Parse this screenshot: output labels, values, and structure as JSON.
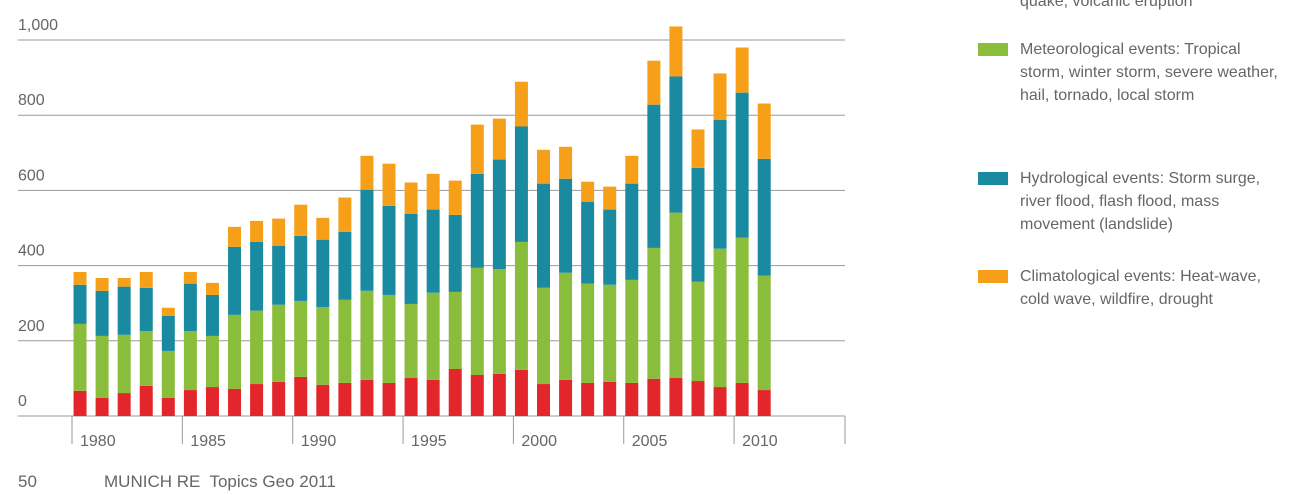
{
  "chart_data": {
    "type": "stacked_bar",
    "categories": [
      "1980",
      null,
      null,
      null,
      null,
      "1985",
      null,
      null,
      null,
      null,
      "1990",
      null,
      null,
      null,
      null,
      "1995",
      null,
      null,
      null,
      null,
      "2000",
      null,
      null,
      null,
      null,
      "2005",
      null,
      null,
      null,
      null,
      "2010",
      null
    ],
    "series": [
      {
        "name": "quake, volcanic eruption",
        "color": "#e3262b",
        "values": [
          67,
          48,
          61,
          80,
          48,
          69,
          77,
          72,
          85,
          91,
          104,
          83,
          88,
          96,
          88,
          101,
          96,
          125,
          109,
          112,
          123,
          85,
          96,
          88,
          91,
          88,
          99,
          101,
          93,
          77,
          88,
          69
        ]
      },
      {
        "name": "Meteorological events: Tropical storm, winter storm, severe weather, hail, tornado, local storm",
        "color": "#8bbd3c",
        "values": [
          178,
          165,
          155,
          146,
          125,
          157,
          136,
          197,
          195,
          205,
          202,
          207,
          221,
          237,
          234,
          197,
          232,
          205,
          285,
          279,
          340,
          256,
          285,
          264,
          258,
          274,
          348,
          440,
          264,
          368,
          386,
          304
        ]
      },
      {
        "name": "Hydrological events: Storm surge, river flood, flash flood, mass movement (landslide)",
        "color": "#1a8aa0",
        "values": [
          104,
          120,
          128,
          115,
          93,
          126,
          109,
          181,
          183,
          157,
          173,
          179,
          181,
          269,
          237,
          240,
          221,
          205,
          250,
          291,
          307,
          277,
          250,
          218,
          200,
          256,
          381,
          362,
          303,
          343,
          386,
          311
        ]
      },
      {
        "name": "Climatological events: Heat-wave, cold wave, wildfire, drought",
        "color": "#f6a01a",
        "values": [
          34,
          34,
          23,
          42,
          22,
          31,
          32,
          53,
          56,
          72,
          83,
          58,
          91,
          90,
          112,
          83,
          95,
          91,
          131,
          109,
          119,
          90,
          85,
          53,
          61,
          74,
          117,
          133,
          102,
          123,
          120,
          147
        ]
      }
    ],
    "ylim": [
      0,
      1000
    ],
    "yticks": [
      0,
      200,
      400,
      600,
      800,
      {
        "value": 1000,
        "label": "1,000"
      }
    ],
    "grid": true
  },
  "footer": {
    "page_number": "50",
    "publication": "MUNICH RE  Topics Geo 2011"
  }
}
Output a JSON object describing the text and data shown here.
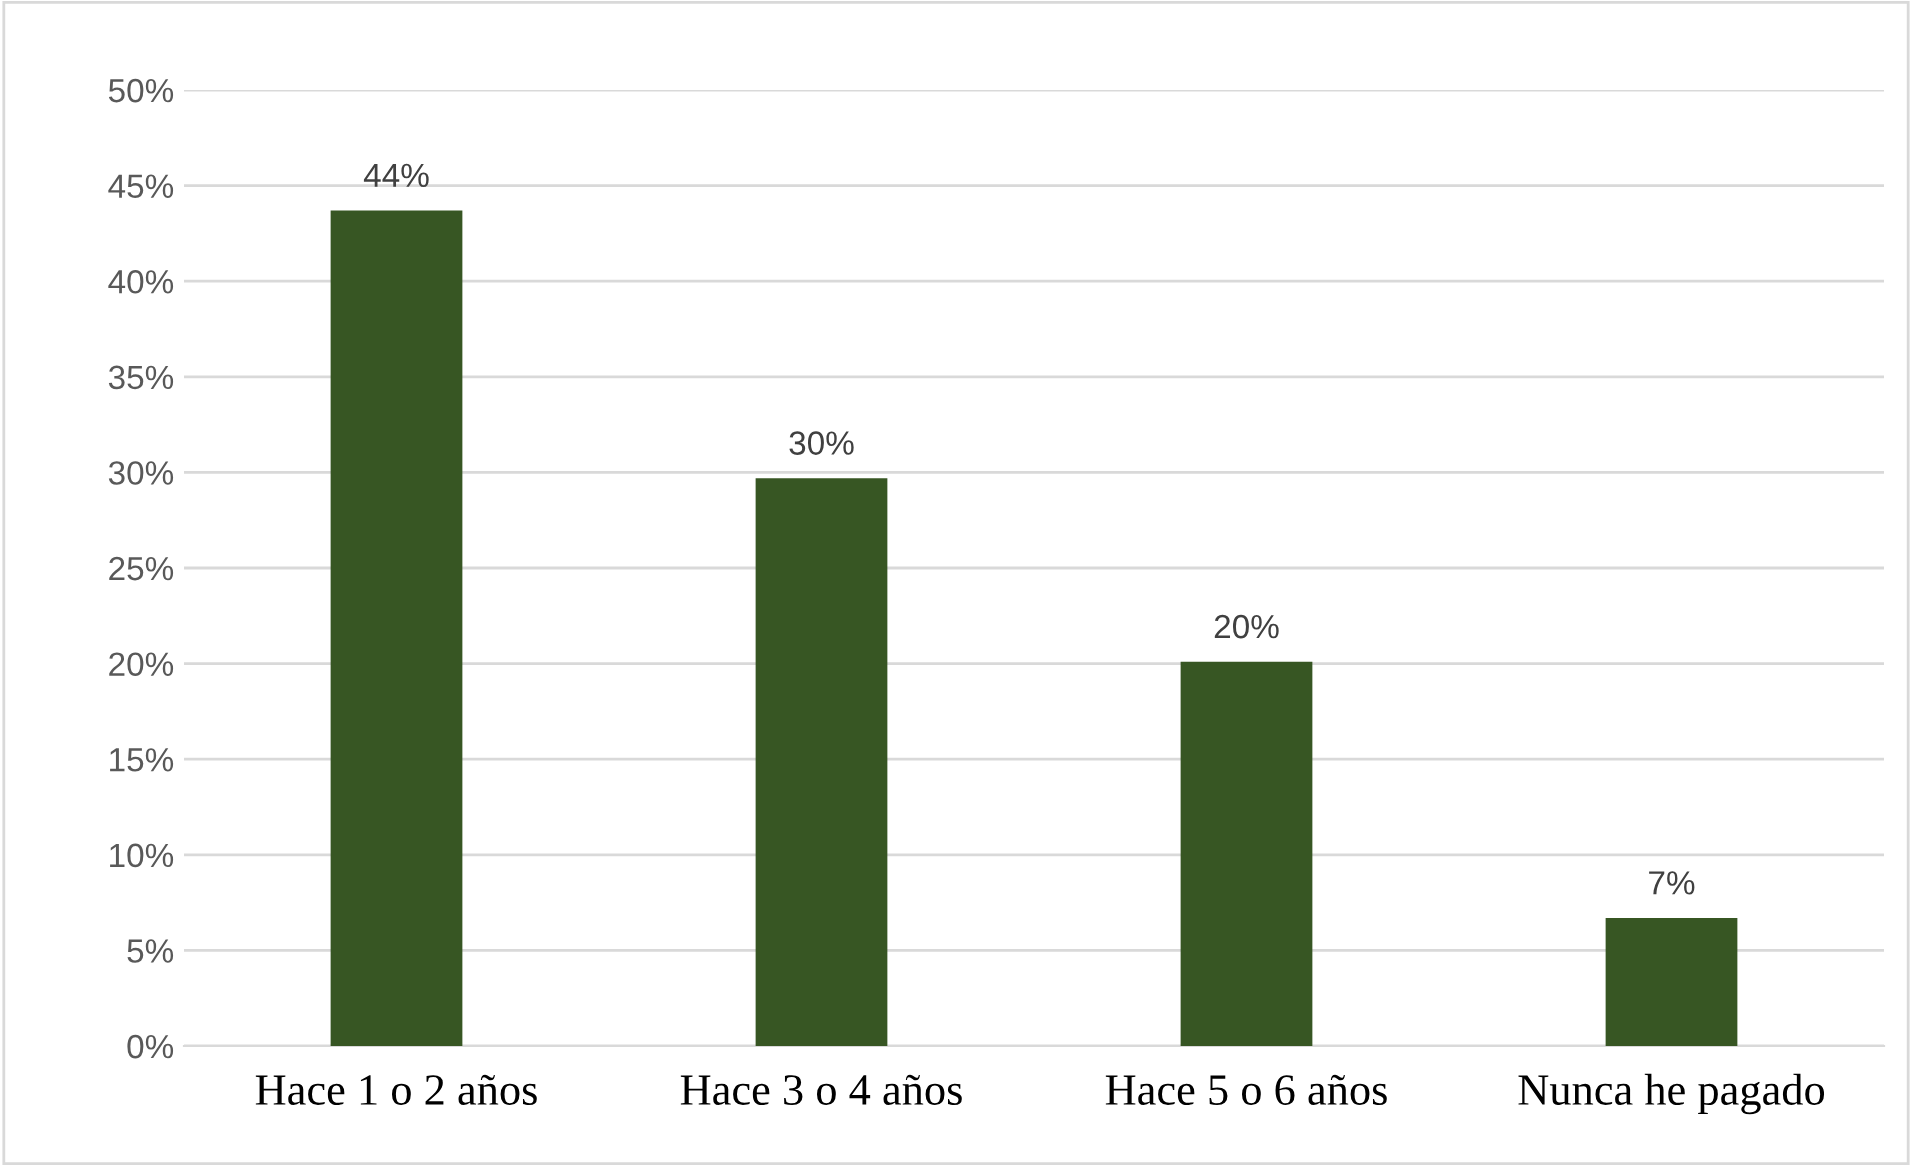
{
  "chart_data": {
    "type": "bar",
    "categories": [
      "Hace 1 o 2 años",
      "Hace 3 o 4 años",
      "Hace 5 o 6 años",
      "Nunca he pagado"
    ],
    "values": [
      43.7,
      29.7,
      20.1,
      6.7
    ],
    "value_labels": [
      "44%",
      "30%",
      "20%",
      "7%"
    ],
    "color": "#375623",
    "ylim": [
      0,
      50
    ],
    "yticks": [
      {
        "value": 0,
        "label": "0%"
      },
      {
        "value": 5,
        "label": "5%"
      },
      {
        "value": 10,
        "label": "10%"
      },
      {
        "value": 15,
        "label": "15%"
      },
      {
        "value": 20,
        "label": "20%"
      },
      {
        "value": 25,
        "label": "25%"
      },
      {
        "value": 30,
        "label": "30%"
      },
      {
        "value": 35,
        "label": "35%"
      },
      {
        "value": 40,
        "label": "40%"
      },
      {
        "value": 45,
        "label": "45%"
      },
      {
        "value": 50,
        "label": "50%"
      }
    ],
    "grid": "y",
    "legend": false
  }
}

· · · · · · ·

__Your instructions__.
Ascertain the number of lines in the entries that include the word "años", and report only that number.

__Exercise output__.
3